→ **SHORT PROBLEM**:
Reproduce the listing below without any change.

[start of MATERIAL TO PROCESS]

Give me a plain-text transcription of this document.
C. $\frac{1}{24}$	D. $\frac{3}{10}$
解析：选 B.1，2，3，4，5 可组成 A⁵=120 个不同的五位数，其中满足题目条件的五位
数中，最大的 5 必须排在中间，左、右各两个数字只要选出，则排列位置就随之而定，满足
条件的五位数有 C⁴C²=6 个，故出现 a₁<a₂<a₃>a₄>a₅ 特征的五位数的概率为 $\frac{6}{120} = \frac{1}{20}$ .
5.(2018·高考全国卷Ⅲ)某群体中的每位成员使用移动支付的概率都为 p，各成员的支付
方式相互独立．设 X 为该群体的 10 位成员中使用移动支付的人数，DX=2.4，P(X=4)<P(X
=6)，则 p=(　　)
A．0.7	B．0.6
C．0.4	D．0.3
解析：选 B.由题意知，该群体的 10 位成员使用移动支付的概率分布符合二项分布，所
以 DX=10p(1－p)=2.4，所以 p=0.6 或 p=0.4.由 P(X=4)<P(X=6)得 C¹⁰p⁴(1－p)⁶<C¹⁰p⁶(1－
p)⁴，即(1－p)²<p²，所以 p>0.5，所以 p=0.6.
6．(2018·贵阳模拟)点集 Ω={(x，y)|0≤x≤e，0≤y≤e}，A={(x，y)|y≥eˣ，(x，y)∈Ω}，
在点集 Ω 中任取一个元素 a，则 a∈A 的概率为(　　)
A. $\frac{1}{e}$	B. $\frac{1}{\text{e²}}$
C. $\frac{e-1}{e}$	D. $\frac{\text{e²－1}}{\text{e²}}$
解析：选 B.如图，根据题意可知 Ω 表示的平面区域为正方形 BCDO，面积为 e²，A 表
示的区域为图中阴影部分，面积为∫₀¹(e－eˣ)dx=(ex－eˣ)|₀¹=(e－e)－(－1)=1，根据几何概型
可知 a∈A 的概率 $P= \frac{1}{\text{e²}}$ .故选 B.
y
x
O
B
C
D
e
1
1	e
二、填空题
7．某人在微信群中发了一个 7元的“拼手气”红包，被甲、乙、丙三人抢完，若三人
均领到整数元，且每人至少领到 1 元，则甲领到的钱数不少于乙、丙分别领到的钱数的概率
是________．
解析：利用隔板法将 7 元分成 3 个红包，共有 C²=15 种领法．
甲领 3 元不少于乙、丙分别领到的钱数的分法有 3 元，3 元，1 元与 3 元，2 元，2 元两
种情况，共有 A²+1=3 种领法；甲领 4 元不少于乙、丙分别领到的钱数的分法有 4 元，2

[end of MATERIAL TO PROCESS]

→ **FULL ANSWER**:
Give me a plain-text transcription of this document.
C. $\frac{1}{24}$	D. $\frac{3}{10}$
解析：选 B.1，2，3，4，5 可组成 A⁵=120 个不同的五位数，其中满足题目条件的五位
数中，最大的 5 必须排在中间，左、右各两个数字只要选出，则排列位置就随之而定，满足
条件的五位数有 C⁴C²=6 个，故出现 a₁<a₂<a₃>a₄>a₅ 特征的五位数的概率为 $\frac{6}{120} = \frac{1}{20}$ .
5.(2018·高考全国卷Ⅲ)某群体中的每位成员使用移动支付的概率都为 p，各成员的支付
方式相互独立．设 X 为该群体的 10 位成员中使用移动支付的人数，DX=2.4，P(X=4)<P(X
=6)，则 p=(　　)
A．0.7	B．0.6
C．0.4	D．0.3
解析：选 B.由题意知，该群体的 10 位成员使用移动支付的概率分布符合二项分布，所
以 DX=10p(1－p)=2.4，所以 p=0.6 或 p=0.4.由 P(X=4)<P(X=6)得 C¹⁰p⁴(1－p)⁶<C¹⁰p⁶(1－
p)⁴，即(1－p)²<p²，所以 p>0.5，所以 p=0.6.
6．(2018·贵阳模拟)点集 Ω={(x，y)|0≤x≤e，0≤y≤e}，A={(x，y)|y≥eˣ，(x，y)∈Ω}，
在点集 Ω 中任取一个元素 a，则 a∈A 的概率为(　　)
A. $\frac{1}{e}$	B. $\frac{1}{\text{e²}}$
C. $\frac{e-1}{e}$	D. $\frac{\text{e²－1}}{\text{e²}}$
解析：选 B.如图，根据题意可知 Ω 表示的平面区域为正方形 BCDO，面积为 e²，A 表
示的区域为图中阴影部分，面积为∫₀¹(e－eˣ)dx=(ex－eˣ)|₀¹=(e－e)－(－1)=1，根据几何概型
可知 a∈A 的概率 $P= \frac{1}{\text{e²}}$ .故选 B.
y
x
O
B
C
D
e
1
1	e
二、填空题
7．某人在微信群中发了一个 7元的“拼手气”红包，被甲、乙、丙三人抢完，若三人
均领到整数元，且每人至少领到 1 元，则甲领到的钱数不少于乙、丙分别领到的钱数的概率
是________．
解析：利用隔板法将 7 元分成 3 个红包，共有 C²=15 种领法．
甲领 3 元不少于乙、丙分别领到的钱数的分法有 3 元，3 元，1 元与 3 元，2 元，2 元两
种情况，共有 A²+1=3 种领法；甲领 4 元不少于乙、丙分别领到的钱数的分法有 4 元，2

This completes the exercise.